(Entries from a dataset)
>>>

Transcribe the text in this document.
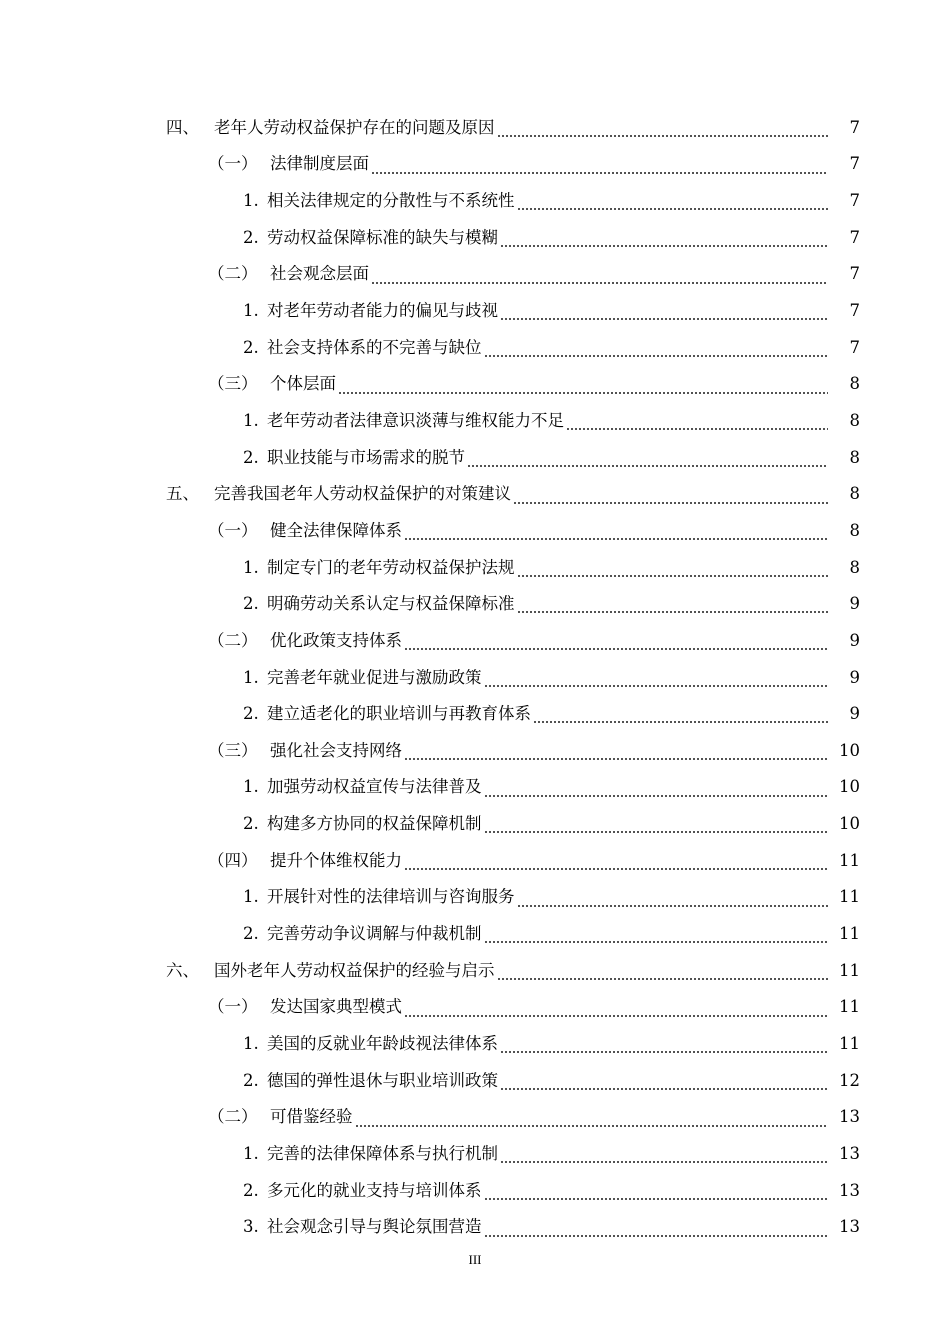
四、 老年人劳动权益保护存在的问题及原因	7
（一） 法律制度层面	7
1. 相关法律规定的分散性与不系统性	7
2. 劳动权益保障标准的缺失与模糊	7
（二） 社会观念层面	7
1. 对老年劳动者能力的偏见与歧视	7
2. 社会支持体系的不完善与缺位	7
（三） 个体层面	8
1. 老年劳动者法律意识淡薄与维权能力不足	8
2. 职业技能与市场需求的脱节	8
五、 完善我国老年人劳动权益保护的对策建议	8
（一） 健全法律保障体系	8
1. 制定专门的老年劳动权益保护法规	8
2. 明确劳动关系认定与权益保障标准	9
（二） 优化政策支持体系	9
1. 完善老年就业促进与激励政策	9
2. 建立适老化的职业培训与再教育体系	9
（三） 强化社会支持网络	10
1. 加强劳动权益宣传与法律普及	10
2. 构建多方协同的权益保障机制	10
（四） 提升个体维权能力	11
1. 开展针对性的法律培训与咨询服务	11
2. 完善劳动争议调解与仲裁机制	11
六、 国外老年人劳动权益保护的经验与启示	11
（一） 发达国家典型模式	11
1. 美国的反就业年龄歧视法律体系	11
2. 德国的弹性退休与职业培训政策	12
（二） 可借鉴经验	13
1. 完善的法律保障体系与执行机制	13
2. 多元化的就业支持与培训体系	13
3. 社会观念引导与舆论氛围营造	13
III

<<<

- [What you should do]: Your task is to return the entries above exactly, with no pictures.

- [Exercise response]:
Transcribe the text in this document.
四、 老年人劳动权益保护存在的问题及原因	7
（一） 法律制度层面	7
1. 相关法律规定的分散性与不系统性	7
2. 劳动权益保障标准的缺失与模糊	7
（二） 社会观念层面	7
1. 对老年劳动者能力的偏见与歧视	7
2. 社会支持体系的不完善与缺位	7
（三） 个体层面	8
1. 老年劳动者法律意识淡薄与维权能力不足	8
2. 职业技能与市场需求的脱节	8
五、 完善我国老年人劳动权益保护的对策建议	8
（一） 健全法律保障体系	8
1. 制定专门的老年劳动权益保护法规	8
2. 明确劳动关系认定与权益保障标准	9
（二） 优化政策支持体系	9
1. 完善老年就业促进与激励政策	9
2. 建立适老化的职业培训与再教育体系	9
（三） 强化社会支持网络	10
1. 加强劳动权益宣传与法律普及	10
2. 构建多方协同的权益保障机制	10
（四） 提升个体维权能力	11
1. 开展针对性的法律培训与咨询服务	11
2. 完善劳动争议调解与仲裁机制	11
六、 国外老年人劳动权益保护的经验与启示	11
（一） 发达国家典型模式	11
1. 美国的反就业年龄歧视法律体系	11
2. 德国的弹性退休与职业培训政策	12
（二） 可借鉴经验	13
1. 完善的法律保障体系与执行机制	13
2. 多元化的就业支持与培训体系	13
3. 社会观念引导与舆论氛围营造	13
III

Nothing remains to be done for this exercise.